[Stored records]
◇ ◇ ◇
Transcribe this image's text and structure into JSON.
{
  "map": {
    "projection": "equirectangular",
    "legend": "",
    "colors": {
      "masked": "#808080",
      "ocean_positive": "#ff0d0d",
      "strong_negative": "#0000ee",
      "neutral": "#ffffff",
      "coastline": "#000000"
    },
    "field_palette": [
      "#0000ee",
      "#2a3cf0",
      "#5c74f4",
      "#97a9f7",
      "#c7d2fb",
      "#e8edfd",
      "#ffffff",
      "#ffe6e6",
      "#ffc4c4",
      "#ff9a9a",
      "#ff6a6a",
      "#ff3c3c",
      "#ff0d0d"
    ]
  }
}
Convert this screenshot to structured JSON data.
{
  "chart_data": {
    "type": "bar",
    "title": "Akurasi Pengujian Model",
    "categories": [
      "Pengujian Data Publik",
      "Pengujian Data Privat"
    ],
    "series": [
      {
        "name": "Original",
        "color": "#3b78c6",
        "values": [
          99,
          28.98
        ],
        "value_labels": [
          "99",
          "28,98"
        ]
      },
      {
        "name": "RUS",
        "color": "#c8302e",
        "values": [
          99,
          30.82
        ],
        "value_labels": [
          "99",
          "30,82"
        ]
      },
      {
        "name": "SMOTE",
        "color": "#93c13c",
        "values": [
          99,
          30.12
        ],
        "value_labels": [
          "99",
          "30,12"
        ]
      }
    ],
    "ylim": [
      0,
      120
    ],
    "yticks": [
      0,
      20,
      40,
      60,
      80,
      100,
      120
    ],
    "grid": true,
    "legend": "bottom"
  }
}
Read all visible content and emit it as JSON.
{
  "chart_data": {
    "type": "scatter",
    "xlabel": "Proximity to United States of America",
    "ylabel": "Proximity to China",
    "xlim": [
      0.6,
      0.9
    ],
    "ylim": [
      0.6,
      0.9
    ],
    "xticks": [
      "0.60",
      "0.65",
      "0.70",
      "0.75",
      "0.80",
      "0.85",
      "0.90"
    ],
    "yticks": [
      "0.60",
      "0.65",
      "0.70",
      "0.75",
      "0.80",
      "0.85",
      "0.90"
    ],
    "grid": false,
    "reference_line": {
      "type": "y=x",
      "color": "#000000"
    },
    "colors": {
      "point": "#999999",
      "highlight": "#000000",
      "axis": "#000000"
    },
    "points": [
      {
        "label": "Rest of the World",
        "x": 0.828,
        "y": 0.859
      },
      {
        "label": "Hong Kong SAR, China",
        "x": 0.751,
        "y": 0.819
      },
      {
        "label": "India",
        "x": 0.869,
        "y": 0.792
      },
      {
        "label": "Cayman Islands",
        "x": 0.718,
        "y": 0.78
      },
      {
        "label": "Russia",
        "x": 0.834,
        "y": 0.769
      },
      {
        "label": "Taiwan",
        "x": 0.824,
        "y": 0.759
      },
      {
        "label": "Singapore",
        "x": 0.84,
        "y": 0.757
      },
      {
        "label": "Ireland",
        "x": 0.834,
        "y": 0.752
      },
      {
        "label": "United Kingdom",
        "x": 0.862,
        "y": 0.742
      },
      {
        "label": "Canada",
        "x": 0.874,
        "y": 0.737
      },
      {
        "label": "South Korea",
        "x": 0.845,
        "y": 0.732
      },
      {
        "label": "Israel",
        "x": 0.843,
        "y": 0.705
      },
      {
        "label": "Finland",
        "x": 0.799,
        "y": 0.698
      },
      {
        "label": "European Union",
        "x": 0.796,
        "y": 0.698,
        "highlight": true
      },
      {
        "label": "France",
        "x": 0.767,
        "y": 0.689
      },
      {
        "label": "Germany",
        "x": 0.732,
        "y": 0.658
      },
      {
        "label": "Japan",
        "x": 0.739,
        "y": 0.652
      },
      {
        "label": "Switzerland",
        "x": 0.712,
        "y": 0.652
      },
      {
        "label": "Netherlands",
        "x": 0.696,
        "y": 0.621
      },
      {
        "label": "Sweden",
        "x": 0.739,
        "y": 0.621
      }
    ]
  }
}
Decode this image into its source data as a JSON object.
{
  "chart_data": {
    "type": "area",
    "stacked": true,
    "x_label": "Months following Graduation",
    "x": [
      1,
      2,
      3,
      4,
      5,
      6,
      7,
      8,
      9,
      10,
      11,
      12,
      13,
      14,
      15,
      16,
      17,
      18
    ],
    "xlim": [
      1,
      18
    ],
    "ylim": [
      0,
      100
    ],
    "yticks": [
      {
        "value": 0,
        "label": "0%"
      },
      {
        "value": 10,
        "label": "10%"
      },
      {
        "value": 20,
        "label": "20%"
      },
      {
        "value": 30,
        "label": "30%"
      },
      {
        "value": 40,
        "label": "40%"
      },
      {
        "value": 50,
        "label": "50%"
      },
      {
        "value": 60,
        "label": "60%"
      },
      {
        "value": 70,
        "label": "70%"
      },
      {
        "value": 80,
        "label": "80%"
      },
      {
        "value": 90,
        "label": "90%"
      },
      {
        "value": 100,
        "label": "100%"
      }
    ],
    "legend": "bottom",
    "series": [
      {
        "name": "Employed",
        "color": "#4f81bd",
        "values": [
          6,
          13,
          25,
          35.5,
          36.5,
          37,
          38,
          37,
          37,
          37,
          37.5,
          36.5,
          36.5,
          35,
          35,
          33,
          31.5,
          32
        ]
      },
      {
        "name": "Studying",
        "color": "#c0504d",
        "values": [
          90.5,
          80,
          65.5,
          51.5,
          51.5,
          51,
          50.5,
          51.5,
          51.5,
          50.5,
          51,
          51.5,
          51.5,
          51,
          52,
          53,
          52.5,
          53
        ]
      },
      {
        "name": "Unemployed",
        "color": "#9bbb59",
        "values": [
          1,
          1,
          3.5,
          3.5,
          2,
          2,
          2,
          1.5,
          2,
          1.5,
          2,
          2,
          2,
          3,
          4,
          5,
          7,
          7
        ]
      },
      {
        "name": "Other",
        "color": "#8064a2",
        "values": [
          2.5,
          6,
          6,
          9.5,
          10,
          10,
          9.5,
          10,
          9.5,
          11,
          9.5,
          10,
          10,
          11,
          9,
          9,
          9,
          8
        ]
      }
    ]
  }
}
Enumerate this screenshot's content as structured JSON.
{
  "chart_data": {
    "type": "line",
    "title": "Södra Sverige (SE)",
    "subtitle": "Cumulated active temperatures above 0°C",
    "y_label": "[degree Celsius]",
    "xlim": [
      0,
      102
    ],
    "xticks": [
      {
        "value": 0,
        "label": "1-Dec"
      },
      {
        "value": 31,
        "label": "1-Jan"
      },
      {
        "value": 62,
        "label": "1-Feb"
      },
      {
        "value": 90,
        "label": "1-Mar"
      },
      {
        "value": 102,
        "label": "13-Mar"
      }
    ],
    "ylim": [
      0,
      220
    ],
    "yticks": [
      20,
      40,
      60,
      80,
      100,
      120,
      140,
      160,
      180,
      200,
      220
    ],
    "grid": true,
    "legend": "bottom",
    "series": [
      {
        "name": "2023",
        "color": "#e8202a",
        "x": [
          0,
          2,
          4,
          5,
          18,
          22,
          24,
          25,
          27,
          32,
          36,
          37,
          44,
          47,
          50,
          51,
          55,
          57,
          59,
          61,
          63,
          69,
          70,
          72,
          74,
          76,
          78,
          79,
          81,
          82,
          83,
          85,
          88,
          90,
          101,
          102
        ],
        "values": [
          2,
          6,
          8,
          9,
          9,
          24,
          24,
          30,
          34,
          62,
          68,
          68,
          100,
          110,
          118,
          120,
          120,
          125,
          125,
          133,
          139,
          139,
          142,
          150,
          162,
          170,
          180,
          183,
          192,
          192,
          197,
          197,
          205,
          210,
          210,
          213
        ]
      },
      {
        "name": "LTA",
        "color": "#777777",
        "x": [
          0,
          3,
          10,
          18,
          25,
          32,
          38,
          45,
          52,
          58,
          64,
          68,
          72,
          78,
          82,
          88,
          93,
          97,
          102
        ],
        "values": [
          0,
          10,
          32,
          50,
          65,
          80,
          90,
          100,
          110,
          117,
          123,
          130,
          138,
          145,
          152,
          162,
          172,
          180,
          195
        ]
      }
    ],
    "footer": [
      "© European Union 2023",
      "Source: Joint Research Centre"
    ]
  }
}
◇ ◇ ◇
◆ **Problem description**:
Scan the lines for the string "European". Copy out each line that matches.

◆ **Response to this task**:
        "label": "European Union",
      "© European Union 2023",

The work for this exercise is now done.